• Written task
Every entry that follows needs to be repeated exactly.

• Excerpted data

—————

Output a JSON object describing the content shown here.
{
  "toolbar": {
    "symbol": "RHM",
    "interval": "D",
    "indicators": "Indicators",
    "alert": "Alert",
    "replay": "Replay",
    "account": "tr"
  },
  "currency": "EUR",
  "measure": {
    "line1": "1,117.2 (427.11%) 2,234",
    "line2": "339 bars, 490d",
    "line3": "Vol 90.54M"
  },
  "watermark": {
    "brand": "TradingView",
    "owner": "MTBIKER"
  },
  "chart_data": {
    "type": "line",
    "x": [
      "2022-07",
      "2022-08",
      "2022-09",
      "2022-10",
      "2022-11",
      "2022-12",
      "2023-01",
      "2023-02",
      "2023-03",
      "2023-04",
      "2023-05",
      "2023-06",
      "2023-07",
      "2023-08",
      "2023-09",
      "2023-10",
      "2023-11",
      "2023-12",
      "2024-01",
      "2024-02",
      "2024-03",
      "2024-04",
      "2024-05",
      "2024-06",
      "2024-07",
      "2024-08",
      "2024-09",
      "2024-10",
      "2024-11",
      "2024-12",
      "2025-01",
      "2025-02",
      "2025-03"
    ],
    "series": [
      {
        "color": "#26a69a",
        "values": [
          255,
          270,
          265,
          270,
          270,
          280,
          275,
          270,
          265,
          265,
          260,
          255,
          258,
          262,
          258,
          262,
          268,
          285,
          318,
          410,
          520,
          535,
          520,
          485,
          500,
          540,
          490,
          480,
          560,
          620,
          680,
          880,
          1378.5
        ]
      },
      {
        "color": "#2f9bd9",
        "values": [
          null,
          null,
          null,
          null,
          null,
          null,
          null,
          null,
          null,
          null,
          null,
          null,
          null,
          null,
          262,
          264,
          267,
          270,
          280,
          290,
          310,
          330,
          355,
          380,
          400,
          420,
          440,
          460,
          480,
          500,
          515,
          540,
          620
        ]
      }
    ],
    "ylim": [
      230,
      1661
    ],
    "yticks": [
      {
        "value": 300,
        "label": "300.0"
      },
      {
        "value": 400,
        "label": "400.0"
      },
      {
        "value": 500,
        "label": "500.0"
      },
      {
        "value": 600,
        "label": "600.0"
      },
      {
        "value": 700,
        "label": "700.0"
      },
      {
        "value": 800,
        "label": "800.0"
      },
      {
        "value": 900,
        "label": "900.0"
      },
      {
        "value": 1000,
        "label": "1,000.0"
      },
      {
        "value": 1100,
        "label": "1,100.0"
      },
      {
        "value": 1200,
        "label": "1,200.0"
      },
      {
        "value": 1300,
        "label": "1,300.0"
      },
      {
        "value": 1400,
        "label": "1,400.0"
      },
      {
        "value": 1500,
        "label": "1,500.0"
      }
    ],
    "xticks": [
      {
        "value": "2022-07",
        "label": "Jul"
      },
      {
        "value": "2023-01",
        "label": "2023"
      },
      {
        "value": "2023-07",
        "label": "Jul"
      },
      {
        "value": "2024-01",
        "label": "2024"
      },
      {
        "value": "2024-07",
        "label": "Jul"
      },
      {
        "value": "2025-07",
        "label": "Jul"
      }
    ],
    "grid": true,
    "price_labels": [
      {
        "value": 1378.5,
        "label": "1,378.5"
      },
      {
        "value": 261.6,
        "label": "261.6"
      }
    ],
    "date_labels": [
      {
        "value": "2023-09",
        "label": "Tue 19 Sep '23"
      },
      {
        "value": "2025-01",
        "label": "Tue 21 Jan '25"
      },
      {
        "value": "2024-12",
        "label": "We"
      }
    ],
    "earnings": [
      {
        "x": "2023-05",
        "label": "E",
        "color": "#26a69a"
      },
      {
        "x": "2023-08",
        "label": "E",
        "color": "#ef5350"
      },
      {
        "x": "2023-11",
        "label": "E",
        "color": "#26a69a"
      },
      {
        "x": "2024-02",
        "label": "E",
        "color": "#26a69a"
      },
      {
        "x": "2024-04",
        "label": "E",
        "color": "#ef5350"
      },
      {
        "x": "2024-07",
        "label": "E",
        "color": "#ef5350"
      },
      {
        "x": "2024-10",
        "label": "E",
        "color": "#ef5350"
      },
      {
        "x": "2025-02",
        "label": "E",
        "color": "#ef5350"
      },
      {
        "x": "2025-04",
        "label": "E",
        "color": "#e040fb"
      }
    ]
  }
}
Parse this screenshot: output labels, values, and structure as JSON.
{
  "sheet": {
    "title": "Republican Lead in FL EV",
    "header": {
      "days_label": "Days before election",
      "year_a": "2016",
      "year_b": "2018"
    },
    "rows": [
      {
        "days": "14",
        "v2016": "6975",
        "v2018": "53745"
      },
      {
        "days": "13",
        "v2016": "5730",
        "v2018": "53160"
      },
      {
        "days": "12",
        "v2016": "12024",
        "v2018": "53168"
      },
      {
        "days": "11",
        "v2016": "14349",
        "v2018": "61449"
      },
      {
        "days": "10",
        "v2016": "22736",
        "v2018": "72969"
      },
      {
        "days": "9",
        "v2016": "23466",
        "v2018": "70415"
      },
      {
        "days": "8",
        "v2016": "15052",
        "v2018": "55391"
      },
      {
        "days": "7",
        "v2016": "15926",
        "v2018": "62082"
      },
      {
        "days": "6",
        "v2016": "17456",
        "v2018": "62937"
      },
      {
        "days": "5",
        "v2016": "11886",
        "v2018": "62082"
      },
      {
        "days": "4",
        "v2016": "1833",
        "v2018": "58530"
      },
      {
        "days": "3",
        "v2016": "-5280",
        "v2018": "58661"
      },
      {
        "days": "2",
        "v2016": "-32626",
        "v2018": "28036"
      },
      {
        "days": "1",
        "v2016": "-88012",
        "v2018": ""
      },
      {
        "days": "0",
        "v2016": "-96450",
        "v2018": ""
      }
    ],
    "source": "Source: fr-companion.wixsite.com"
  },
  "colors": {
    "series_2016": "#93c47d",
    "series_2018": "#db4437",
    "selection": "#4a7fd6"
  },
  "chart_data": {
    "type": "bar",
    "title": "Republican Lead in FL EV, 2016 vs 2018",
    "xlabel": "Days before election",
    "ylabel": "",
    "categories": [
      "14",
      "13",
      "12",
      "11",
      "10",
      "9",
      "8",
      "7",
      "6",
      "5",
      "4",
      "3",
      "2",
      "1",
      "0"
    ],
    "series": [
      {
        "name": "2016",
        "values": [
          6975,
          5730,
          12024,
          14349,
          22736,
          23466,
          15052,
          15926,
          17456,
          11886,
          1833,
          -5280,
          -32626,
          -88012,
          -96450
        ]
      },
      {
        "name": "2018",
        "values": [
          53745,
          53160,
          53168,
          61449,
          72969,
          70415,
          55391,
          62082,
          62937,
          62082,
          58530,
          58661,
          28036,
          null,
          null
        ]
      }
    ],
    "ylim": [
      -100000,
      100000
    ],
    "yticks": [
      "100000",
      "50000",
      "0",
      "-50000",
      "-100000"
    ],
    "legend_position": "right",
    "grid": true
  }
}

—————

• Finished task
Output a JSON object describing the content shown here.
{
  "toolbar": {
    "symbol": "RHM",
    "interval": "D",
    "indicators": "Indicators",
    "alert": "Alert",
    "replay": "Replay",
    "account": "tr"
  },
  "currency": "EUR",
  "measure": {
    "line1": "1,117.2 (427.11%) 2,234",
    "line2": "339 bars, 490d",
    "line3": "Vol 90.54M"
  },
  "watermark": {
    "brand": "TradingView",
    "owner": "MTBIKER"
  },
  "chart_data": {
    "type": "line",
    "x": [
      "2022-07",
      "2022-08",
      "2022-09",
      "2022-10",
      "2022-11",
      "2022-12",
      "2023-01",
      "2023-02",
      "2023-03",
      "2023-04",
      "2023-05",
      "2023-06",
      "2023-07",
      "2023-08",
      "2023-09",
      "2023-10",
      "2023-11",
      "2023-12",
      "2024-01",
      "2024-02",
      "2024-03",
      "2024-04",
      "2024-05",
      "2024-06",
      "2024-07",
      "2024-08",
      "2024-09",
      "2024-10",
      "2024-11",
      "2024-12",
      "2025-01",
      "2025-02",
      "2025-03"
    ],
    "series": [
      {
        "color": "#26a69a",
        "values": [
          255,
          270,
          265,
          270,
          270,
          280,
          275,
          270,
          265,
          265,
          260,
          255,
          258,
          262,
          258,
          262,
          268,
          285,
          318,
          410,
          520,
          535,
          520,
          485,
          500,
          540,
          490,
          480,
          560,
          620,
          680,
          880,
          1378.5
        ]
      },
      {
        "color": "#2f9bd9",
        "values": [
          null,
          null,
          null,
          null,
          null,
          null,
          null,
          null,
          null,
          null,
          null,
          null,
          null,
          null,
          262,
          264,
          267,
          270,
          280,
          290,
          310,
          330,
          355,
          380,
          400,
          420,
          440,
          460,
          480,
          500,
          515,
          540,
          620
        ]
      }
    ],
    "ylim": [
      230,
      1661
    ],
    "yticks": [
      {
        "value": 300,
        "label": "300.0"
      },
      {
        "value": 400,
        "label": "400.0"
      },
      {
        "value": 500,
        "label": "500.0"
      },
      {
        "value": 600,
        "label": "600.0"
      },
      {
        "value": 700,
        "label": "700.0"
      },
      {
        "value": 800,
        "label": "800.0"
      },
      {
        "value": 900,
        "label": "900.0"
      },
      {
        "value": 1000,
        "label": "1,000.0"
      },
      {
        "value": 1100,
        "label": "1,100.0"
      },
      {
        "value": 1200,
        "label": "1,200.0"
      },
      {
        "value": 1300,
        "label": "1,300.0"
      },
      {
        "value": 1400,
        "label": "1,400.0"
      },
      {
        "value": 1500,
        "label": "1,500.0"
      }
    ],
    "xticks": [
      {
        "value": "2022-07",
        "label": "Jul"
      },
      {
        "value": "2023-01",
        "label": "2023"
      },
      {
        "value": "2023-07",
        "label": "Jul"
      },
      {
        "value": "2024-01",
        "label": "2024"
      },
      {
        "value": "2024-07",
        "label": "Jul"
      },
      {
        "value": "2025-07",
        "label": "Jul"
      }
    ],
    "grid": true,
    "price_labels": [
      {
        "value": 1378.5,
        "label": "1,378.5"
      },
      {
        "value": 261.6,
        "label": "261.6"
      }
    ],
    "date_labels": [
      {
        "value": "2023-09",
        "label": "Tue 19 Sep '23"
      },
      {
        "value": "2025-01",
        "label": "Tue 21 Jan '25"
      },
      {
        "value": "2024-12",
        "label": "We"
      }
    ],
    "earnings": [
      {
        "x": "2023-05",
        "label": "E",
        "color": "#26a69a"
      },
      {
        "x": "2023-08",
        "label": "E",
        "color": "#ef5350"
      },
      {
        "x": "2023-11",
        "label": "E",
        "color": "#26a69a"
      },
      {
        "x": "2024-02",
        "label": "E",
        "color": "#26a69a"
      },
      {
        "x": "2024-04",
        "label": "E",
        "color": "#ef5350"
      },
      {
        "x": "2024-07",
        "label": "E",
        "color": "#ef5350"
      },
      {
        "x": "2024-10",
        "label": "E",
        "color": "#ef5350"
      },
      {
        "x": "2025-02",
        "label": "E",
        "color": "#ef5350"
      },
      {
        "x": "2025-04",
        "label": "E",
        "color": "#e040fb"
      }
    ]
  }
}
Parse this screenshot: output labels, values, and structure as JSON.
{
  "sheet": {
    "title": "Republican Lead in FL EV",
    "header": {
      "days_label": "Days before election",
      "year_a": "2016",
      "year_b": "2018"
    },
    "rows": [
      {
        "days": "14",
        "v2016": "6975",
        "v2018": "53745"
      },
      {
        "days": "13",
        "v2016": "5730",
        "v2018": "53160"
      },
      {
        "days": "12",
        "v2016": "12024",
        "v2018": "53168"
      },
      {
        "days": "11",
        "v2016": "14349",
        "v2018": "61449"
      },
      {
        "days": "10",
        "v2016": "22736",
        "v2018": "72969"
      },
      {
        "days": "9",
        "v2016": "23466",
        "v2018": "70415"
      },
      {
        "days": "8",
        "v2016": "15052",
        "v2018": "55391"
      },
      {
        "days": "7",
        "v2016": "15926",
        "v2018": "62082"
      },
      {
        "days": "6",
        "v2016": "17456",
        "v2018": "62937"
      },
      {
        "days": "5",
        "v2016": "11886",
        "v2018": "62082"
      },
      {
        "days": "4",
        "v2016": "1833",
        "v2018": "58530"
      },
      {
        "days": "3",
        "v2016": "-5280",
        "v2018": "58661"
      },
      {
        "days": "2",
        "v2016": "-32626",
        "v2018": "28036"
      },
      {
        "days": "1",
        "v2016": "-88012",
        "v2018": ""
      },
      {
        "days": "0",
        "v2016": "-96450",
        "v2018": ""
      }
    ],
    "source": "Source: fr-companion.wixsite.com"
  },
  "colors": {
    "series_2016": "#93c47d",
    "series_2018": "#db4437",
    "selection": "#4a7fd6"
  },
  "chart_data": {
    "type": "bar",
    "title": "Republican Lead in FL EV, 2016 vs 2018",
    "xlabel": "Days before election",
    "ylabel": "",
    "categories": [
      "14",
      "13",
      "12",
      "11",
      "10",
      "9",
      "8",
      "7",
      "6",
      "5",
      "4",
      "3",
      "2",
      "1",
      "0"
    ],
    "series": [
      {
        "name": "2016",
        "values": [
          6975,
          5730,
          12024,
          14349,
          22736,
          23466,
          15052,
          15926,
          17456,
          11886,
          1833,
          -5280,
          -32626,
          -88012,
          -96450
        ]
      },
      {
        "name": "2018",
        "values": [
          53745,
          53160,
          53168,
          61449,
          72969,
          70415,
          55391,
          62082,
          62937,
          62082,
          58530,
          58661,
          28036,
          null,
          null
        ]
      }
    ],
    "ylim": [
      -100000,
      100000
    ],
    "yticks": [
      "100000",
      "50000",
      "0",
      "-50000",
      "-100000"
    ],
    "legend_position": "right",
    "grid": true
  }
}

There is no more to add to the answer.